▶ WRITTEN INSTRUCTION: Reproduce the following lines exactly.

▶ Data lines:
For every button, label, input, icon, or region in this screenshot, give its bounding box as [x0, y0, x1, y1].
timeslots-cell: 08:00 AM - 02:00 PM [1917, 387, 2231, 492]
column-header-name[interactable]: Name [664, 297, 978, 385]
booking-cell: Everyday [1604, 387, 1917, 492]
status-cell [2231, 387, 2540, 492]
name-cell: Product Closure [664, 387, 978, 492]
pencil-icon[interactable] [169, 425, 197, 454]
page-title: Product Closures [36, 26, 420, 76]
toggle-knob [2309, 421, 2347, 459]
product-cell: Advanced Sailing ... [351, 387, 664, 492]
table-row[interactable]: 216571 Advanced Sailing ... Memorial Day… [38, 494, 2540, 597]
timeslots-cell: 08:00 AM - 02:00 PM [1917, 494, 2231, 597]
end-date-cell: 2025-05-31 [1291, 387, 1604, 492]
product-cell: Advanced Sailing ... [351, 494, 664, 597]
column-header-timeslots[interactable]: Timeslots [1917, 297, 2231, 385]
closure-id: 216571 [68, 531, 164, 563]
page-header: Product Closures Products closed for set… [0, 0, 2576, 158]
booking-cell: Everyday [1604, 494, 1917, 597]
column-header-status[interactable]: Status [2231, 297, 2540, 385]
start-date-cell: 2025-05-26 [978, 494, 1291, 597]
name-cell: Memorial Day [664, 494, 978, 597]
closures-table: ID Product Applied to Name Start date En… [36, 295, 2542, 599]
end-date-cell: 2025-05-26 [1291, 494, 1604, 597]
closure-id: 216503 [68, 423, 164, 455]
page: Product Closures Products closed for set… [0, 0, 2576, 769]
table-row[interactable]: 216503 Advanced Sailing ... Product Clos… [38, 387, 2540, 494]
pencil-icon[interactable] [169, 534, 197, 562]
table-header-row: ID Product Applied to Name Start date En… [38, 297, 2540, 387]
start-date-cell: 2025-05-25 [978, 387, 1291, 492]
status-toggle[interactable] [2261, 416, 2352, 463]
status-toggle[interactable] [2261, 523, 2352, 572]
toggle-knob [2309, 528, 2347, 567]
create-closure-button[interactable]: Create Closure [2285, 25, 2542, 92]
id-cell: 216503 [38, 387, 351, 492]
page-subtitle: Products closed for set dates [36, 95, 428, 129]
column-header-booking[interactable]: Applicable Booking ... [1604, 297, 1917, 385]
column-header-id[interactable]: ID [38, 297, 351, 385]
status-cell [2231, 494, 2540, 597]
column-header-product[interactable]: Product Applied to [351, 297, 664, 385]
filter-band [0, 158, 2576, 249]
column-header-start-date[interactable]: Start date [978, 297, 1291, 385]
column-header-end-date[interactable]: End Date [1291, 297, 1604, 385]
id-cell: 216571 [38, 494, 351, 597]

▶ COMPLETE ANSWER:
For every button, label, input, icon, or region in this screenshot, give its bounding box as [x0, y0, x1, y1].
timeslots-cell: 08:00 AM - 02:00 PM [1917, 387, 2231, 492]
column-header-name[interactable]: Name [664, 297, 978, 385]
booking-cell: Everyday [1604, 387, 1917, 492]
status-cell [2231, 387, 2540, 492]
name-cell: Product Closure [664, 387, 978, 492]
pencil-icon[interactable] [169, 425, 197, 454]
page-title: Product Closures [36, 26, 420, 76]
toggle-knob [2309, 421, 2347, 459]
product-cell: Advanced Sailing ... [351, 387, 664, 492]
table-row[interactable]: 216571 Advanced Sailing ... Memorial Day… [38, 494, 2540, 597]
timeslots-cell: 08:00 AM - 02:00 PM [1917, 494, 2231, 597]
end-date-cell: 2025-05-31 [1291, 387, 1604, 492]
product-cell: Advanced Sailing ... [351, 494, 664, 597]
column-header-timeslots[interactable]: Timeslots [1917, 297, 2231, 385]
closure-id: 216571 [68, 531, 164, 563]
page-header: Product Closures Products closed for set… [0, 0, 2576, 158]
booking-cell: Everyday [1604, 494, 1917, 597]
column-header-status[interactable]: Status [2231, 297, 2540, 385]
start-date-cell: 2025-05-26 [978, 494, 1291, 597]
name-cell: Memorial Day [664, 494, 978, 597]
closures-table: ID Product Applied to Name Start date En… [36, 295, 2542, 599]
end-date-cell: 2025-05-26 [1291, 494, 1604, 597]
closure-id: 216503 [68, 423, 164, 455]
page: Product Closures Products closed for set… [0, 0, 2576, 769]
table-row[interactable]: 216503 Advanced Sailing ... Product Clos… [38, 387, 2540, 494]
pencil-icon[interactable] [169, 534, 197, 562]
table-header-row: ID Product Applied to Name Start date En… [38, 297, 2540, 387]
start-date-cell: 2025-05-25 [978, 387, 1291, 492]
status-toggle[interactable] [2261, 416, 2352, 463]
status-toggle[interactable] [2261, 523, 2352, 572]
toggle-knob [2309, 528, 2347, 567]
create-closure-button[interactable]: Create Closure [2285, 25, 2542, 92]
id-cell: 216503 [38, 387, 351, 492]
page-subtitle: Products closed for set dates [36, 95, 428, 129]
column-header-booking[interactable]: Applicable Booking ... [1604, 297, 1917, 385]
column-header-id[interactable]: ID [38, 297, 351, 385]
status-cell [2231, 494, 2540, 597]
column-header-product[interactable]: Product Applied to [351, 297, 664, 385]
filter-band [0, 158, 2576, 249]
column-header-start-date[interactable]: Start date [978, 297, 1291, 385]
column-header-end-date[interactable]: End Date [1291, 297, 1604, 385]
id-cell: 216571 [38, 494, 351, 597]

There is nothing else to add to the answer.